TASK PROMPT
Pictures stay out, but every line of the data is copied exactly.

THE RECORDS
== Segment start ==
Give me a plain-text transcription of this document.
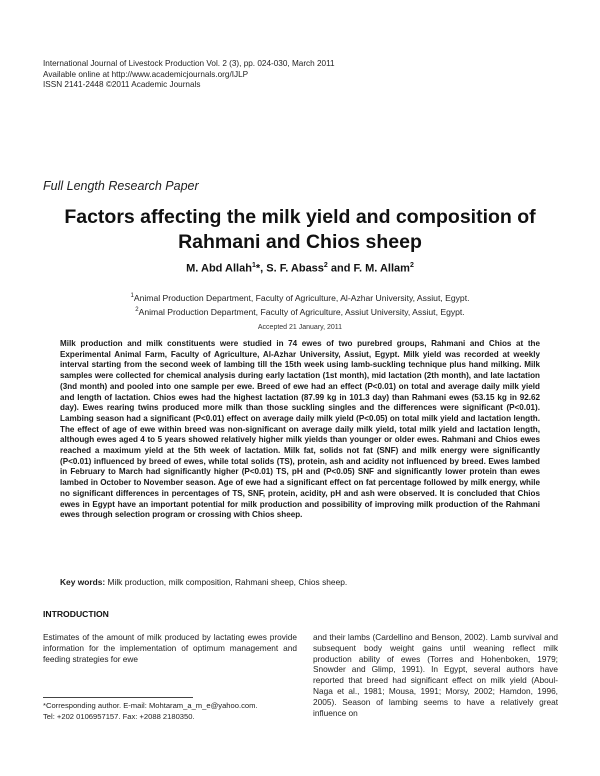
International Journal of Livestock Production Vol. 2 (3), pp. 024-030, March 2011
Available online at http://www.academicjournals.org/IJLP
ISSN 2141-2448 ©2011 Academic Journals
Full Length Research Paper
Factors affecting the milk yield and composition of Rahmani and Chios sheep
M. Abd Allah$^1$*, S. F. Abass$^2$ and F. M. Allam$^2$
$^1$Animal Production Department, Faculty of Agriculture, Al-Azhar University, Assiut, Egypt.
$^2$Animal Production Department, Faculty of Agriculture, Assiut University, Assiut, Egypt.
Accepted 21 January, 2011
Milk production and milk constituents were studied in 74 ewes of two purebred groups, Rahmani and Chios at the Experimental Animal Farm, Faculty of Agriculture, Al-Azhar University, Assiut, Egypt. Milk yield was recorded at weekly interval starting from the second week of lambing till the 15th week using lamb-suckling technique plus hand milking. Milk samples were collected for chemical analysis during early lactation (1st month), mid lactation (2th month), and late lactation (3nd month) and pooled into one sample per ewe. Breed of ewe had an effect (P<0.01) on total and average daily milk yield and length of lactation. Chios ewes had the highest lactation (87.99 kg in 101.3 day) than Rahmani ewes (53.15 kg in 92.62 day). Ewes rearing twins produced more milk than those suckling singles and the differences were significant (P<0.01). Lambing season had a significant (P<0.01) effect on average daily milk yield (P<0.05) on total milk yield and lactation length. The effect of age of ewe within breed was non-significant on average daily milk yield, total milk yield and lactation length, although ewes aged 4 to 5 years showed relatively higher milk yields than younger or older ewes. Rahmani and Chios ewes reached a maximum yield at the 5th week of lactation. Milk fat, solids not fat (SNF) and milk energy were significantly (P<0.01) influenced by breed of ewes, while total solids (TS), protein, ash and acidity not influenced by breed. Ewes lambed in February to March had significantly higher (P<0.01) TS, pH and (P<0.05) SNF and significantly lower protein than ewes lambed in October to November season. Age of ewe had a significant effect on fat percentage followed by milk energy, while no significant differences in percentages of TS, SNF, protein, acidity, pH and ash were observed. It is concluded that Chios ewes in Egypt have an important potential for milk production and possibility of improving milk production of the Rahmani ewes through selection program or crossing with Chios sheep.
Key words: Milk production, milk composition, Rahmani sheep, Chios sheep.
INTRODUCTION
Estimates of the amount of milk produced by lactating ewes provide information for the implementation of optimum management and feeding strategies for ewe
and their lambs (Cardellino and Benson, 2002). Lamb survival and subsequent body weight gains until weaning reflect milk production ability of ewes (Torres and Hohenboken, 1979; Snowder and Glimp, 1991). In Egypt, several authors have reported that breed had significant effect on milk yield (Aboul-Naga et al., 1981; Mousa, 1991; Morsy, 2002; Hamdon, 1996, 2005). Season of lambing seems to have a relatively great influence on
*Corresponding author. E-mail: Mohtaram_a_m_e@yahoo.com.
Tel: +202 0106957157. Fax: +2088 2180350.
== Segment end ==
WRITTEN ANSWER
Give me a plain-text transcription of this document.
International Journal of Livestock Production Vol. 2 (3), pp. 024-030, March 2011
Available online at http://www.academicjournals.org/IJLP
ISSN 2141-2448 ©2011 Academic Journals
Full Length Research Paper
Factors affecting the milk yield and composition of Rahmani and Chios sheep
M. Abd Allah$^1$*, S. F. Abass$^2$ and F. M. Allam$^2$
$^1$Animal Production Department, Faculty of Agriculture, Al-Azhar University, Assiut, Egypt.
$^2$Animal Production Department, Faculty of Agriculture, Assiut University, Assiut, Egypt.
Accepted 21 January, 2011
Milk production and milk constituents were studied in 74 ewes of two purebred groups, Rahmani and Chios at the Experimental Animal Farm, Faculty of Agriculture, Al-Azhar University, Assiut, Egypt. Milk yield was recorded at weekly interval starting from the second week of lambing till the 15th week using lamb-suckling technique plus hand milking. Milk samples were collected for chemical analysis during early lactation (1st month), mid lactation (2th month), and late lactation (3nd month) and pooled into one sample per ewe. Breed of ewe had an effect (P<0.01) on total and average daily milk yield and length of lactation. Chios ewes had the highest lactation (87.99 kg in 101.3 day) than Rahmani ewes (53.15 kg in 92.62 day). Ewes rearing twins produced more milk than those suckling singles and the differences were significant (P<0.01). Lambing season had a significant (P<0.01) effect on average daily milk yield (P<0.05) on total milk yield and lactation length. The effect of age of ewe within breed was non-significant on average daily milk yield, total milk yield and lactation length, although ewes aged 4 to 5 years showed relatively higher milk yields than younger or older ewes. Rahmani and Chios ewes reached a maximum yield at the 5th week of lactation. Milk fat, solids not fat (SNF) and milk energy were significantly (P<0.01) influenced by breed of ewes, while total solids (TS), protein, ash and acidity not influenced by breed. Ewes lambed in February to March had significantly higher (P<0.01) TS, pH and (P<0.05) SNF and significantly lower protein than ewes lambed in October to November season. Age of ewe had a significant effect on fat percentage followed by milk energy, while no significant differences in percentages of TS, SNF, protein, acidity, pH and ash were observed. It is concluded that Chios ewes in Egypt have an important potential for milk production and possibility of improving milk production of the Rahmani ewes through selection program or crossing with Chios sheep.
Key words: Milk production, milk composition, Rahmani sheep, Chios sheep.
INTRODUCTION
Estimates of the amount of milk produced by lactating ewes provide information for the implementation of optimum management and feeding strategies for ewe
and their lambs (Cardellino and Benson, 2002). Lamb survival and subsequent body weight gains until weaning reflect milk production ability of ewes (Torres and Hohenboken, 1979; Snowder and Glimp, 1991). In Egypt, several authors have reported that breed had significant effect on milk yield (Aboul-Naga et al., 1981; Mousa, 1991; Morsy, 2002; Hamdon, 1996, 2005). Season of lambing seems to have a relatively great influence on
*Corresponding author. E-mail: Mohtaram_a_m_e@yahoo.com.
Tel: +202 0106957157. Fax: +2088 2180350.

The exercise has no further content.